DIRECTION:
Check each line of the material below for "核心思想", then copy the ones that contain it.

---------- DATASET RECORDS

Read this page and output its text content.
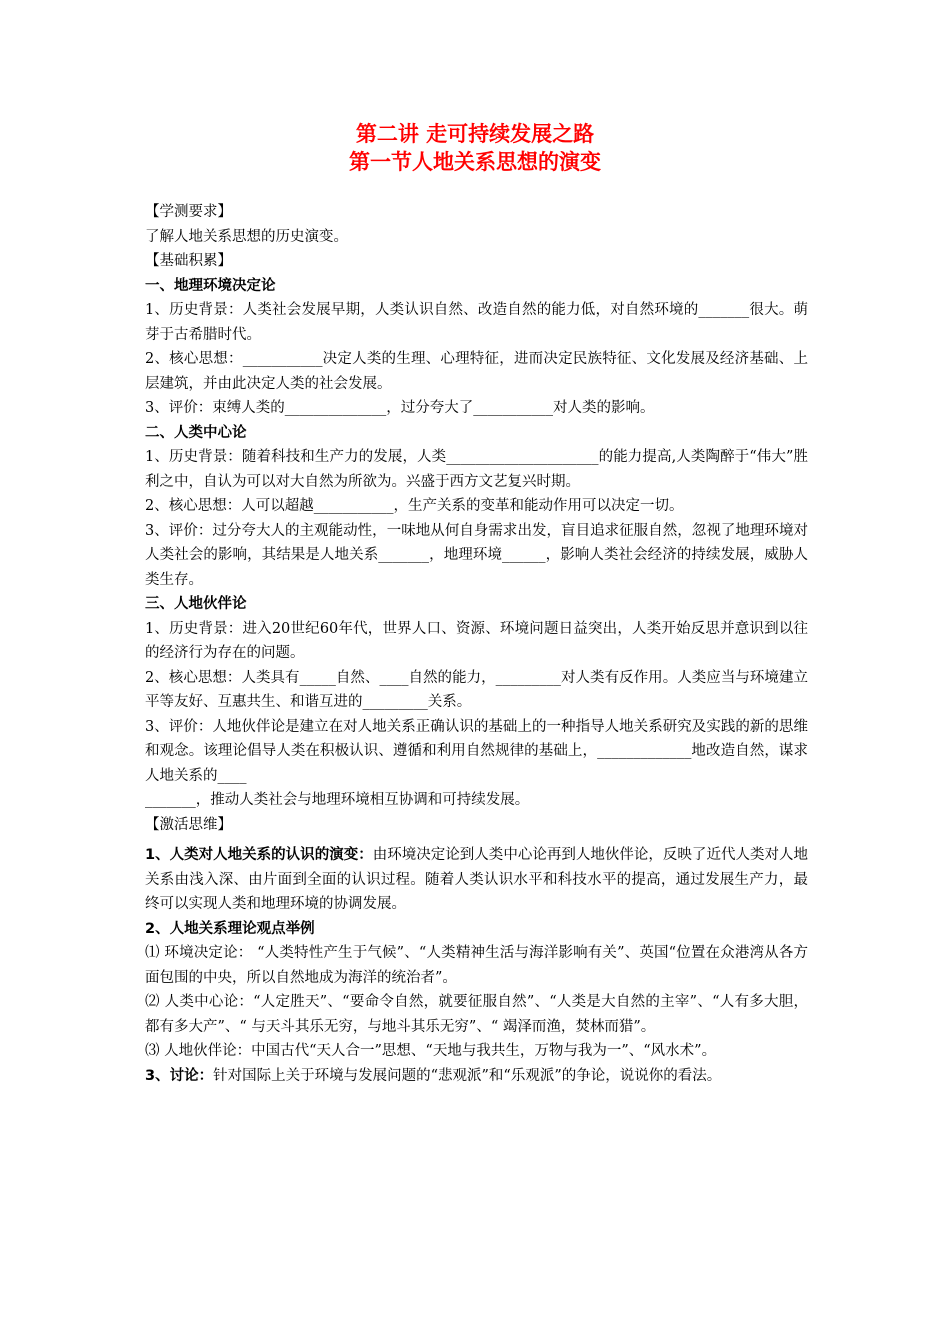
第二讲 走可持续发展之路
第一节人地关系思想的演变

【学测要求】

了解人地关系思想的历史演变。

【基础积累】

一、地理环境决定论

1、历史背景：人类社会发展早期，人类认识自然、改造自然的能力低，对自然环境的_______很大。萌芽于古希腊时代。

2、核心思想：___________决定人类的生理、心理特征，进而决定民族特征、文化发展及经济基础、上层建筑，并由此决定人类的社会发展。

3、评价：束缚人类的______________，过分夸大了___________对人类的影响。

二、人类中心论

1、历史背景：随着科技和生产力的发展，人类_____________________的能力提高,人类陶醉于“伟大”胜利之中，自认为可以对大自然为所欲为。兴盛于西方文艺复兴时期。

2、核心思想：人可以超越___________，生产关系的变革和能动作用可以决定一切。

3、评价：过分夸大人的主观能动性，一味地从何自身需求出发，盲目追求征服自然，忽视了地理环境对人类社会的影响，其结果是人地关系_______，地理环境______，影响人类社会经济的持续发展，威胁人类生存。

三、人地伙伴论

1、历史背景：进入20世纪60年代，世界人口、资源、环境问题日益突出，人类开始反思并意识到以往的经济行为存在的问题。

2、核心思想：人类具有_____自然、____自然的能力，_________对人类有反作用。人类应当与环境建立平等友好、互惠共生、和谐互进的_________关系。

3、评价：人地伙伴论是建立在对人地关系正确认识的基础上的一种指导人地关系研究及实践的新的思维和观念。该理论倡导人类在积极认识、遵循和利用自然规律的基础上，_____________地改造自然，谋求人地关系的____

_______，推动人类社会与地理环境相互协调和可持续发展。

【激活思维】

1、人类对人地关系的认识的演变：由环境决定论到人类中心论再到人地伙伴论，反映了近代人类对人地关系由浅入深、由片面到全面的认识过程。随着人类认识水平和科技水平的提高，通过发展生产力，最终可以实现人类和地理环境的协调发展。

2、人地关系理论观点举例

⑴ 环境决定论： “人类特性产生于气候”、“人类精神生活与海洋影响有关”、英国“位置在众港湾从各方面包围的中央，所以自然地成为海洋的统治者”。

⑵ 人类中心论：“人定胜天”、“要命令自然，就要征服自然”、“人类是大自然的主宰”、“人有多大胆，都有多大产”、“ 与天斗其乐无穷，与地斗其乐无穷”、“ 竭泽而渔，焚林而猎”。

⑶ 人地伙伴论：中国古代“天人合一”思想、“天地与我共生，万物与我为一”、“风水术”。

3、讨论：针对国际上关于环境与发展问题的“悲观派”和“乐观派”的争论，说说你的看法。
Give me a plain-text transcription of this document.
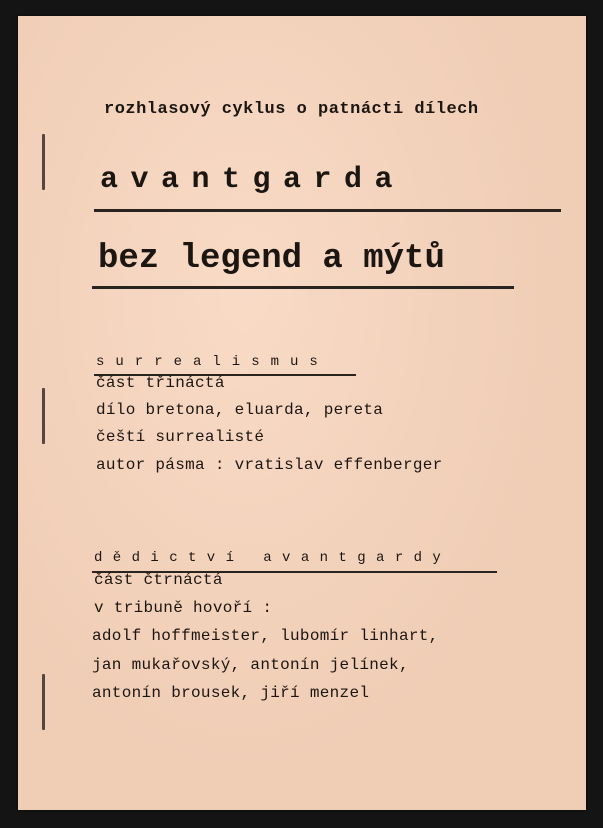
rozhlasový cyklus o patnácti dílech

avantgarda

bez legend a mýtů

surrealismus

část třináctá

dílo bretona, eluarda, pereta

čeští surrealisté

autor pásma : vratislav effenberger

dědictví avantgardy

část čtrnáctá

v tribuně hovoří :

adolf hoffmeister, lubomír linhart,

jan mukařovský, antonín jelínek,

antonín brousek, jiří menzel
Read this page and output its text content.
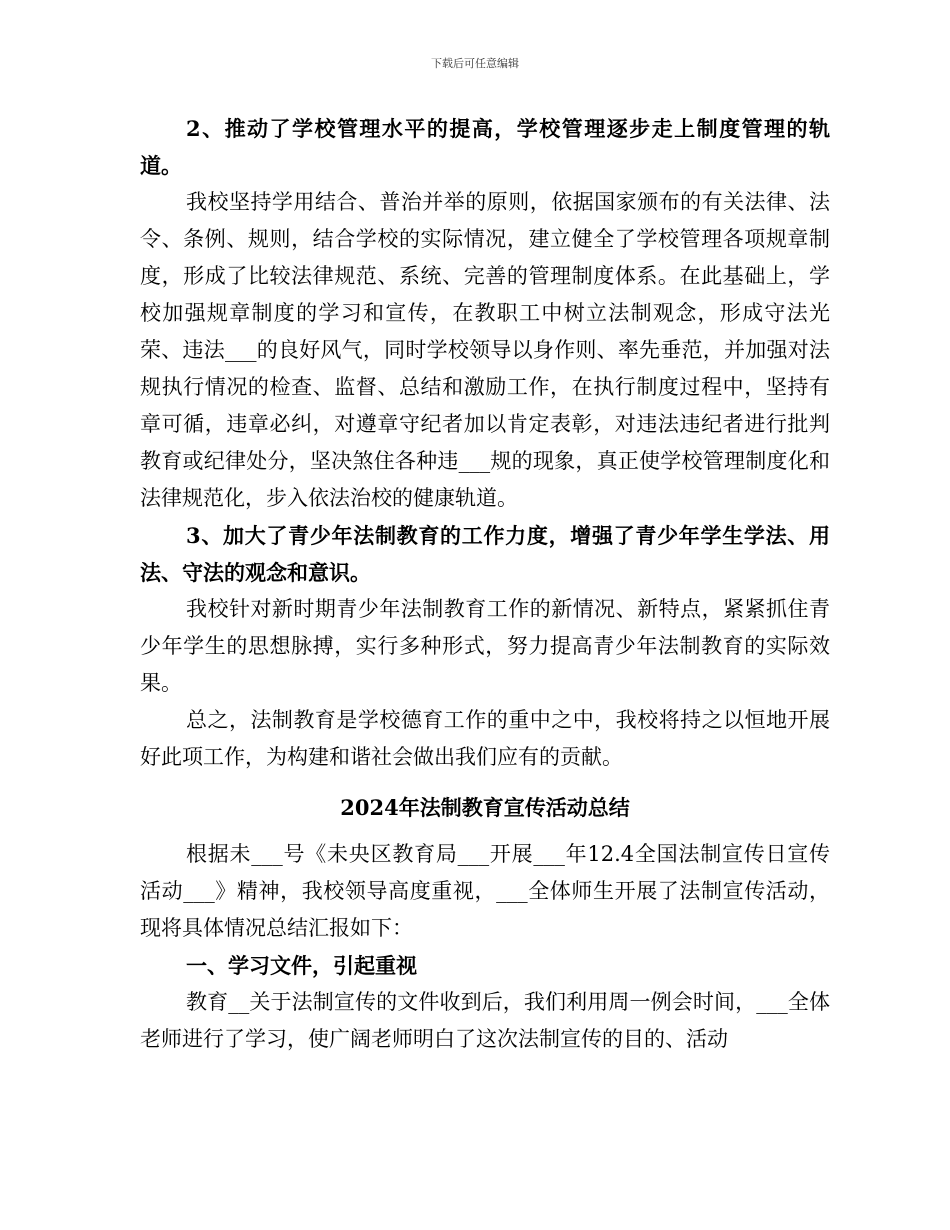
下载后可任意编辑

2、推动了学校管理水平的提高，学校管理逐步走上制度管理的轨道。

我校坚持学用结合、普治并举的原则，依据国家颁布的有关法律、法令、条例、规则，结合学校的实际情况，建立健全了学校管理各项规章制度，形成了比较法律规范、系统、完善的管理制度体系。在此基础上，学校加强规章制度的学习和宣传，在教职工中树立法制观念，形成守法光荣、违法___的良好风气，同时学校领导以身作则、率先垂范，并加强对法规执行情况的检查、监督、总结和激励工作，在执行制度过程中，坚持有章可循，违章必纠，对遵章守纪者加以肯定表彰，对违法违纪者进行批判教育或纪律处分，坚决煞住各种违___规的现象，真正使学校管理制度化和法律规范化，步入依法治校的健康轨道。

3、加大了青少年法制教育的工作力度，增强了青少年学生学法、用法、守法的观念和意识。

我校针对新时期青少年法制教育工作的新情况、新特点，紧紧抓住青少年学生的思想脉搏，实行多种形式，努力提高青少年法制教育的实际效果。

总之，法制教育是学校德育工作的重中之中，我校将持之以恒地开展好此项工作，为构建和谐社会做出我们应有的贡献。

2024年法制教育宣传活动总结

根据未___号《未央区教育局___开展___年12.4全国法制宣传日宣传活动___》精神，我校领导高度重视，___全体师生开展了法制宣传活动，现将具体情况总结汇报如下：

一、学习文件，引起重视

教育__关于法制宣传的文件收到后，我们利用周一例会时间，___全体老师进行了学习，使广阔老师明白了这次法制宣传的目的、活动
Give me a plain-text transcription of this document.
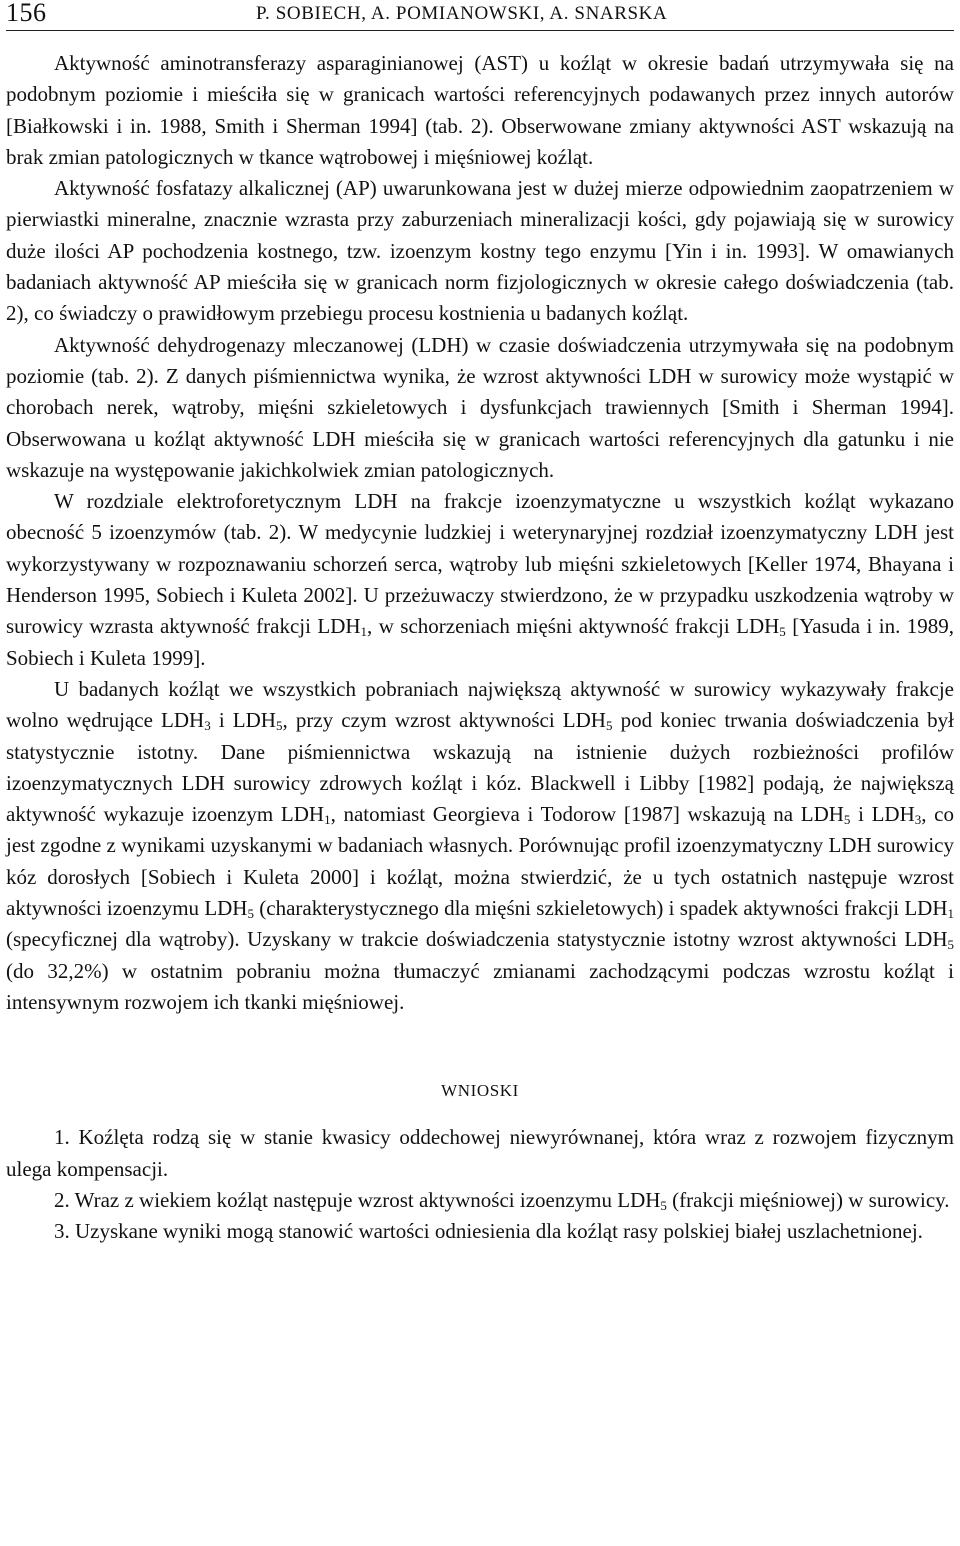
156	P. SOBIECH, A. POMIANOWSKI, A. SNARSKA

Aktywność aminotransferazy asparaginianowej (AST) u koźląt w okresie badań utrzymywała się na podobnym poziomie i mieściła się w granicach wartości referencyjnych podawanych przez innych autorów [Białkowski i in. 1988, Smith i Sherman 1994] (tab. 2). Obserwowane zmiany aktywności AST wskazują na brak zmian patologicznych w tkance wątrobowej i mięśniowej koźląt.

Aktywność fosfatazy alkalicznej (AP) uwarunkowana jest w dużej mierze odpowiednim zaopatrzeniem w pierwiastki mineralne, znacznie wzrasta przy zaburzeniach mineralizacji kości, gdy pojawiają się w surowicy duże ilości AP pochodzenia kostnego, tzw. izoenzym kostny tego enzymu [Yin i in. 1993]. W omawianych badaniach aktywność AP mieściła się w granicach norm fizjologicznych w okresie całego doświadczenia (tab. 2), co świadczy o prawidłowym przebiegu procesu kostnienia u badanych koźląt.

Aktywność dehydrogenazy mleczanowej (LDH) w czasie doświadczenia utrzymywała się na podobnym poziomie (tab. 2). Z danych piśmiennictwa wynika, że wzrost aktywności LDH w surowicy może wystąpić w chorobach nerek, wątroby, mięśni szkieletowych i dysfunkcjach trawiennych [Smith i Sherman 1994]. Obserwowana u koźląt aktywność LDH mieściła się w granicach wartości referencyjnych dla gatunku i nie wskazuje na występowanie jakichkolwiek zmian patologicznych.

W rozdziale elektroforetycznym LDH na frakcje izoenzymatyczne u wszystkich koźląt wykazano obecność 5 izoenzymów (tab. 2). W medycynie ludzkiej i weterynaryjnej rozdział izoenzymatyczny LDH jest wykorzystywany w rozpoznawaniu schorzeń serca, wątroby lub mięśni szkieletowych [Keller 1974, Bhayana i Henderson 1995, Sobiech i Kuleta 2002]. U przeżuwaczy stwierdzono, że w przypadku uszkodzenia wątroby w surowicy wzrasta aktywność frakcji $LDH_1$, w schorzeniach mięśni aktywność frakcji $LDH_5$ [Yasuda i in. 1989, Sobiech i Kuleta 1999].

U badanych koźląt we wszystkich pobraniach największą aktywność w surowicy wykazywały frakcje wolno wędrujące $LDH_3$ i $LDH_5$, przy czym wzrost aktywności $LDH_5$ pod koniec trwania doświadczenia był statystycznie istotny. Dane piśmiennictwa wskazują na istnienie dużych rozbieżności profilów izoenzymatycznych LDH surowicy zdrowych koźląt i kóz. Blackwell i Libby [1982] podają, że największą aktywność wykazuje izoenzym $LDH_1$, natomiast Georgieva i Todorow [1987] wskazują na $LDH_5$ i $LDH_3$, co jest zgodne z wynikami uzyskanymi w badaniach własnych. Porównując profil izoenzymatyczny LDH surowicy kóz dorosłych [Sobiech i Kuleta 2000] i koźląt, można stwierdzić, że u tych ostatnich następuje wzrost aktywności izoenzymu $LDH_5$ (charakterystycznego dla mięśni szkieletowych) i spadek aktywności frakcji $LDH_1$ (specyficznej dla wątroby). Uzyskany w trakcie doświadczenia statystycznie istotny wzrost aktywności $LDH_5$ (do 32,2%) w ostatnim pobraniu można tłumaczyć zmianami zachodzącymi podczas wzrostu koźląt i intensywnym rozwojem ich tkanki mięśniowej.

WNIOSKI

1. Koźlęta rodzą się w stanie kwasicy oddechowej niewyrównanej, która wraz z rozwojem fizycznym ulega kompensacji.

2. Wraz z wiekiem koźląt następuje wzrost aktywności izoenzymu $LDH_5$ (frakcji mięśniowej) w surowicy.

3. Uzyskane wyniki mogą stanowić wartości odniesienia dla koźląt rasy polskiej białej uszlachetnionej.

--------------------

SOLUTION FOR THIS EXERCISE:
2、核心思想：___________决定人类的生理、心理特征，进而决定民族特征、文化发展及经济基础、上层建筑，并由此决定人类的社会发展。
2、核心思想：人可以超越___________，生产关系的变革和能动作用可以决定一切。
2、核心思想：人类具有_____自然、____自然的能力，_________对人类有反作用。人类应当与环境建立平等友好、互惠共生、和谐互进的_________关系。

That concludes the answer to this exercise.